Die Überbevölkerung betrug demnach 3.548.868.800. Besonders großen
Überschuss haben angeblich China (860 Millionen) und Indien (938
Millionen).
## Die Kellner filmen zurück
Das wird Sparpakete der besonderen Art erfordern. Auffällig, dass in der
Tabelle weder Russland noch die USA aufscheinen. Wahrscheinlich ist es
inopportun, die Überflüssigen bei sich selbst zu suchen. So wie auch jene,
die eine freiwillige Beschränkung auf ein Kind fordern, selbst eifrig für
Nachwuchs sorgen: Ted Turner hat fünf, Bill Gates drei Kinder.
Überflüssig ist derjenige, dessen Arbeitskraft nicht in den
kapitalistischen Kreisläufen profitabel genutzt werden kann. Ein
Subsistenz- oder Kleinbauer ist somit extrem überflüssig, auch wenn er um
ein Vielfaches nachhaltiger lebt als ein Großstädter. Ginge es tatsächlich
um ökologische Prioritäten, würde man die Überflüssigen zuallererst bei
Superreichen wie Romney ausfindig machen, deren persönlicher Verbrauch dem
ganzer afrikanischer Städte entspricht.
Mit anderen Worten: Je materiell erfolgreicher jemand im herrschenden
System ist, desto ökologisch destruktiver. Das ist nicht evident, weil seit
je ein weißer Mann in der eigenen Auffassung tausend braune, gelbe oder
schwarze Männer wert ist; in der Masse machen stets nur die anderen unseren
Planeten kaputt.

BEREITGESTELLTE DATENSÄTZE:
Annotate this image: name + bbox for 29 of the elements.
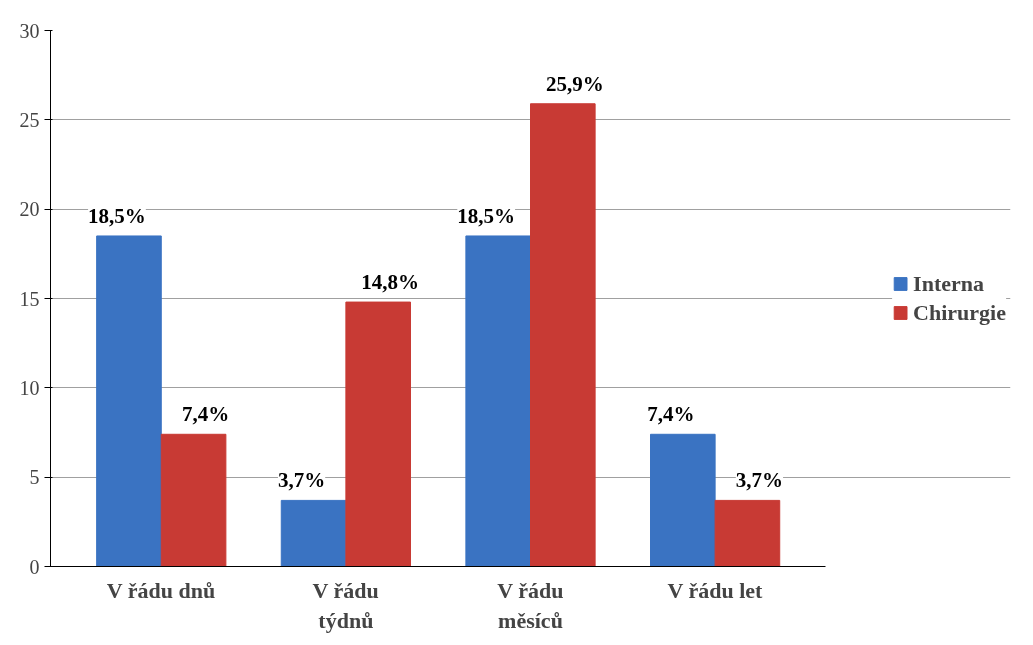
bar xyxy=(345,301,411,567)
bar xyxy=(280,499,347,567)
y-tick-label: 10 xyxy=(19,376,40,399)
y-tick-label: 5 xyxy=(29,466,40,489)
x-tick-label: V řádu měsíců xyxy=(497,577,564,633)
data-label: 18,5% xyxy=(457,203,516,228)
y-tick-label: 25 xyxy=(19,108,40,131)
bar xyxy=(160,433,227,567)
y-tick-label: 15 xyxy=(19,287,40,310)
y-tick-label: 20 xyxy=(19,198,40,221)
data-label: 7,4% xyxy=(181,402,230,427)
bar xyxy=(650,433,716,567)
legend-label: Chirurgie xyxy=(913,299,1006,326)
x-tick-label: V řádu týdnů xyxy=(312,577,379,633)
data-label: 3,7% xyxy=(735,468,784,493)
data-label: 7,4% xyxy=(647,402,695,427)
y-tick-label: 30 xyxy=(19,19,40,42)
data-label: 3,7% xyxy=(277,468,326,493)
data-label: 18,5% xyxy=(88,203,146,228)
legend-label: Interna xyxy=(913,270,984,297)
data-label: 14,8% xyxy=(361,270,420,295)
data-label: 25,9% xyxy=(545,71,604,96)
bar xyxy=(465,235,531,567)
bar xyxy=(96,235,162,567)
bar xyxy=(714,499,781,567)
x-tick-label: V řádu let xyxy=(667,577,764,603)
y-tick-label: 0 xyxy=(29,555,40,578)
bar xyxy=(530,103,596,567)
x-tick-label: V řádu dnů xyxy=(106,577,216,603)
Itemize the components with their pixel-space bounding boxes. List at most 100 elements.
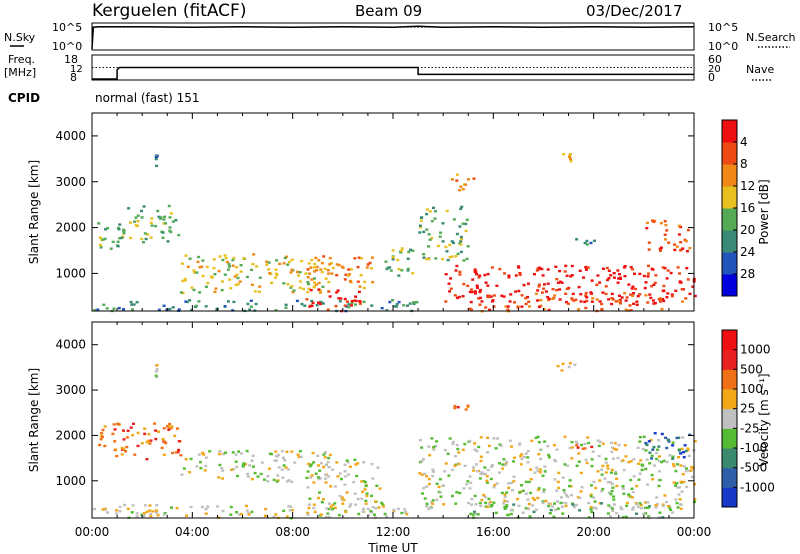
- heatmap-cell: [304, 272, 308, 275]
- heatmap-cell: [134, 224, 138, 227]
- heatmap-cell: [331, 503, 335, 507]
- heatmap-cell: [318, 469, 322, 472]
- noise-right-tick-bottom: 10^0: [708, 40, 738, 53]
- heatmap-cell: [103, 425, 107, 428]
- heatmap-cell: [658, 511, 662, 514]
- heatmap-cell: [306, 470, 310, 473]
- heatmap-cell: [458, 189, 462, 192]
- heatmap-cell: [661, 504, 665, 508]
- heatmap-cell: [581, 447, 585, 450]
- heatmap-cell: [452, 218, 456, 221]
- nave-label: Nave: [746, 63, 774, 76]
- heatmap-cell: [105, 307, 109, 310]
- heatmap-cell: [319, 300, 323, 304]
- heatmap-cell: [455, 443, 459, 447]
- heatmap-cell: [136, 214, 140, 217]
- heatmap-cell: [470, 503, 473, 506]
- heatmap-cell: [358, 302, 362, 305]
- heatmap-cell: [363, 488, 367, 491]
- heatmap-cell: [585, 243, 589, 246]
- heatmap-cell: [657, 298, 661, 301]
- heatmap-cell: [554, 265, 558, 268]
- heatmap-cell: [647, 264, 650, 268]
- heatmap-cell: [473, 268, 477, 271]
- heatmap-cell: [493, 483, 497, 487]
- heatmap-cell: [142, 512, 146, 515]
- y-tick-label: 1000: [55, 266, 86, 280]
- heatmap-cell: [503, 493, 507, 496]
- heatmap-cell: [665, 446, 669, 450]
- heatmap-cell: [142, 241, 145, 244]
- heatmap-cell: [285, 515, 289, 518]
- heatmap-cell: [362, 461, 366, 464]
- heatmap-cell: [513, 456, 517, 459]
- heatmap-cell: [326, 512, 330, 515]
- heatmap-cell: [298, 280, 302, 283]
- heatmap-cell: [543, 470, 547, 473]
- heatmap-cell: [527, 480, 531, 484]
- heatmap-cell: [388, 300, 392, 304]
- heatmap-cell: [526, 295, 529, 299]
- heatmap-cell: [327, 507, 331, 511]
- heatmap-cell: [428, 238, 432, 241]
- heatmap-cell: [392, 508, 396, 512]
- heatmap-cell: [422, 486, 426, 490]
- heatmap-cell: [607, 298, 611, 301]
- heatmap-cell: [646, 275, 650, 278]
- heatmap-cell: [667, 439, 671, 442]
- colorbar-tick-label: 16: [740, 201, 755, 215]
- heatmap-cell: [461, 295, 465, 298]
- heatmap-cell: [157, 308, 161, 312]
- heatmap-cell: [310, 278, 314, 281]
- heatmap-cell: [217, 452, 221, 456]
- heatmap-cell: [168, 425, 172, 428]
- heatmap-cell: [638, 293, 642, 296]
- heatmap-cell: [223, 254, 227, 257]
- heatmap-cell: [625, 501, 629, 505]
- heatmap-cell: [524, 507, 528, 510]
- x-tick-label: 08:00: [275, 525, 310, 539]
- heatmap-cell: [516, 497, 520, 501]
- heatmap-cell: [623, 292, 627, 295]
- noise-panel: N.Sky 10^5 10^0 10^5 10^0 N.Search: [4, 21, 796, 53]
- heatmap-cell: [677, 224, 681, 228]
- heatmap-cell: [203, 469, 207, 472]
- heatmap-cell: [693, 440, 697, 443]
- heatmap-cell: [312, 266, 316, 269]
- heatmap-cell: [418, 231, 422, 234]
- heatmap-cell: [281, 476, 285, 479]
- heatmap-cell: [201, 451, 204, 455]
- heatmap-cell: [648, 462, 652, 465]
- heatmap-cell: [144, 504, 147, 507]
- heatmap-cell: [334, 304, 338, 308]
- heatmap-cell: [251, 465, 255, 468]
- heatmap-cell: [497, 471, 501, 474]
- heatmap-cell: [380, 501, 384, 505]
- heatmap-cell: [229, 513, 233, 516]
- heatmap-cell: [601, 464, 605, 468]
- heatmap-cell: [433, 217, 437, 220]
- heatmap-cell: [503, 499, 507, 502]
- heatmap-cell: [161, 231, 165, 234]
- heatmap-cell: [522, 455, 526, 459]
- heatmap-cell: [638, 436, 642, 439]
- heatmap-cell: [469, 512, 473, 516]
- heatmap-cell: [474, 512, 478, 515]
- heatmap-cell: [612, 276, 616, 279]
- heatmap-cell: [638, 472, 642, 475]
- heatmap-cell: [412, 302, 416, 306]
- heatmap-cell: [681, 436, 685, 439]
- heatmap-cell: [546, 444, 550, 448]
- heatmap-cell: [590, 279, 594, 282]
- heatmap-cell: [366, 507, 370, 511]
- heatmap-cell: [590, 458, 594, 461]
- heatmap-cell: [135, 301, 139, 304]
- heatmap-cell: [308, 272, 312, 275]
- heatmap-cell: [346, 274, 350, 277]
- heatmap-cell: [475, 273, 479, 276]
- heatmap-cell: [593, 500, 597, 503]
- heatmap-cell: [681, 451, 685, 454]
- heatmap-cell: [122, 229, 126, 232]
- heatmap-cell: [320, 501, 324, 504]
- heatmap-cell: [388, 266, 392, 269]
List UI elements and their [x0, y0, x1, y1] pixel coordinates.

KURZE ÜBUNG 1: Zähle alle Staaten auf, die der Auszug über Überbevölkerung namentlich nennt.
KURZE ÜBUNG 2: Schreibe den Auszug über Überbevölkerung im Anschluss an seinen letzten Satz weiter.

ERGEBNIS 1: China, Indien, Russland, USA

ERGEBNIS 2:
Wahrscheinlich hat einer der Kellner die Romney-Rede in Florida
mitgeschnitten und an die Öffentlichkeit gebracht. Das ist eine weitere
Hybris dieser patriarchalisch-individualistischen Position: Das Prekariat,
aus dessen Reihen sich die billigen Arbeitskräfte rekrutieren, die den
Erfolgreichen und Wohlhabenden die Schuhe putzen und die Getränke
servieren, könnte es eines Tages leid sein, nur die Brosamen aufzuklauben,
die von den reich gedeckten Tischen hinabfallen.
„Eat the Rich“ hieß ein wunderbarer englischer Film aus den achtziger
Jahren, eine satirische Antwort auf die Politik Margaret Thatchers. Wer wen
am Ende frisst, wird sich noch erweisen.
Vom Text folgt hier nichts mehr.